_What is required_:
Output the full listing word for word.

_Data lines_:
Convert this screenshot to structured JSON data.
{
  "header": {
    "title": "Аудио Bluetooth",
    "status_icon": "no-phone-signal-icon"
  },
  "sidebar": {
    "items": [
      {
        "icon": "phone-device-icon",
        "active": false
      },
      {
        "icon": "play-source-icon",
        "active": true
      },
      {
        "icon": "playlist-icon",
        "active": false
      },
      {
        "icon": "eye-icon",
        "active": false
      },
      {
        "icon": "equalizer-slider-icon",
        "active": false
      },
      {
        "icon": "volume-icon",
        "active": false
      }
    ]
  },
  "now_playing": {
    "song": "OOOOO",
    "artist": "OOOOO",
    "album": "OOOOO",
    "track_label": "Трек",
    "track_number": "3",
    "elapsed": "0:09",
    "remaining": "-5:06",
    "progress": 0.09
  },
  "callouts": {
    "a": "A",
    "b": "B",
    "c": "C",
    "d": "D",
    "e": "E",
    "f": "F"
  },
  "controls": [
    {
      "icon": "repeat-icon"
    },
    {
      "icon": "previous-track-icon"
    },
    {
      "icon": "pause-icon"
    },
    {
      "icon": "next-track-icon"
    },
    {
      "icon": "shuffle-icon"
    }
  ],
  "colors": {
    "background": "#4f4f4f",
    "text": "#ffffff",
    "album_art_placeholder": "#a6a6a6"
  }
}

_Answer to the problem_:
Convert this screenshot to structured JSON data.
{
  "header": {
    "title": "Аудио Bluetooth",
    "status_icon": "no-phone-signal-icon"
  },
  "sidebar": {
    "items": [
      {
        "icon": "phone-device-icon",
        "active": false
      },
      {
        "icon": "play-source-icon",
        "active": true
      },
      {
        "icon": "playlist-icon",
        "active": false
      },
      {
        "icon": "eye-icon",
        "active": false
      },
      {
        "icon": "equalizer-slider-icon",
        "active": false
      },
      {
        "icon": "volume-icon",
        "active": false
      }
    ]
  },
  "now_playing": {
    "song": "OOOOO",
    "artist": "OOOOO",
    "album": "OOOOO",
    "track_label": "Трек",
    "track_number": "3",
    "elapsed": "0:09",
    "remaining": "-5:06",
    "progress": 0.09
  },
  "callouts": {
    "a": "A",
    "b": "B",
    "c": "C",
    "d": "D",
    "e": "E",
    "f": "F"
  },
  "controls": [
    {
      "icon": "repeat-icon"
    },
    {
      "icon": "previous-track-icon"
    },
    {
      "icon": "pause-icon"
    },
    {
      "icon": "next-track-icon"
    },
    {
      "icon": "shuffle-icon"
    }
  ],
  "colors": {
    "background": "#4f4f4f",
    "text": "#ffffff",
    "album_art_placeholder": "#a6a6a6"
  }
}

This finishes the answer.